Rows from a dataset
##########
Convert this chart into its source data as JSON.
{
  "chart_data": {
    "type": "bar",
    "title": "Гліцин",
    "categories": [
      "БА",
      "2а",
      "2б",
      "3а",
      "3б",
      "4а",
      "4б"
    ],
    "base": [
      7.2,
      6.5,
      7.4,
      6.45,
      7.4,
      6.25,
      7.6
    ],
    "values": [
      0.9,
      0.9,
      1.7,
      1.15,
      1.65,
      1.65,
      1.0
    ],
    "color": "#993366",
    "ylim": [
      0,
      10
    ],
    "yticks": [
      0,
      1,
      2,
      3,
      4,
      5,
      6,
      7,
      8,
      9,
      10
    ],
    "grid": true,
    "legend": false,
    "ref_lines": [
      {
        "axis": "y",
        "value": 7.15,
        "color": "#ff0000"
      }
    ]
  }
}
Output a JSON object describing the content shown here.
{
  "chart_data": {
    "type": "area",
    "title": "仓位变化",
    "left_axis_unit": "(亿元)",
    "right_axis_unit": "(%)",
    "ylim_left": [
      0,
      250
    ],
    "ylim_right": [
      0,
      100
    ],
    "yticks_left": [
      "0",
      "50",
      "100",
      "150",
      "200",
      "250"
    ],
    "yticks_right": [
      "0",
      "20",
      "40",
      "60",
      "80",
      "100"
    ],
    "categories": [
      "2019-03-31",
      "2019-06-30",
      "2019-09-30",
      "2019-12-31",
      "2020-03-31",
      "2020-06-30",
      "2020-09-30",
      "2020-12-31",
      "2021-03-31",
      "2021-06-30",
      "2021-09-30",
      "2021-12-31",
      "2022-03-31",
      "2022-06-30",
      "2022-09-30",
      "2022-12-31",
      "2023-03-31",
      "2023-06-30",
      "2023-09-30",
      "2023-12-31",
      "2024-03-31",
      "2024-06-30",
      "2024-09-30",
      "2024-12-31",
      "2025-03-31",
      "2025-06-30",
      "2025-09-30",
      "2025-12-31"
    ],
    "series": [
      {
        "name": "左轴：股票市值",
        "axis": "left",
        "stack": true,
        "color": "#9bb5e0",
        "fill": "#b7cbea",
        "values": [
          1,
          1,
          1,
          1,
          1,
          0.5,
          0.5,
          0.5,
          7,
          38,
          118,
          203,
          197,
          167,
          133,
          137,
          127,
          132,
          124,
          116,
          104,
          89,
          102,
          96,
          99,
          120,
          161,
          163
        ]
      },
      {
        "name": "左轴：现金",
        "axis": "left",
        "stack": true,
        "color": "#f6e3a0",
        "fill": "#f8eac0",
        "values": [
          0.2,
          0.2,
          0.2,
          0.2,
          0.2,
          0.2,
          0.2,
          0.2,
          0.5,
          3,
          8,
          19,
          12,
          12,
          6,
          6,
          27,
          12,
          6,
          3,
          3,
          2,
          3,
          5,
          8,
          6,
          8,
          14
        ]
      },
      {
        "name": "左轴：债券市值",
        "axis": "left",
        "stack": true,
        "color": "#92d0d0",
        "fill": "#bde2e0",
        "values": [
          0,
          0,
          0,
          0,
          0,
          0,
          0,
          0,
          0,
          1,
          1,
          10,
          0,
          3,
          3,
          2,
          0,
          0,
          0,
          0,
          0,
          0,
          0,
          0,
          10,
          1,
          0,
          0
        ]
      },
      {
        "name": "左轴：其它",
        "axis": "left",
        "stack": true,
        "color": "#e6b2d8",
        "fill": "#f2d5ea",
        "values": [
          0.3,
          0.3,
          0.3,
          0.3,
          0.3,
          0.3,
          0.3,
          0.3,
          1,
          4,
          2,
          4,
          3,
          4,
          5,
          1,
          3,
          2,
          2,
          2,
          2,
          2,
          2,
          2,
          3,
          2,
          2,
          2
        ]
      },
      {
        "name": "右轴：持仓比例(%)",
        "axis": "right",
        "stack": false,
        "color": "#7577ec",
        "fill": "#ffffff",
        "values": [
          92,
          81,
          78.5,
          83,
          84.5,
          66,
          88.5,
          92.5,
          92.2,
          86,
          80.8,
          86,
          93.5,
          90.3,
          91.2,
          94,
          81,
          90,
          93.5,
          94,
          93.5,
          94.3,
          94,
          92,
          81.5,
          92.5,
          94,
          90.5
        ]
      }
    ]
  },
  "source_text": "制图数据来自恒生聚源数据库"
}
##########
STATED PROBLEM> Return every line from the records above that holds the word "JSON".

THE RESPONSE>
Convert this chart into its source data as JSON.
Output a JSON object describing the content shown here.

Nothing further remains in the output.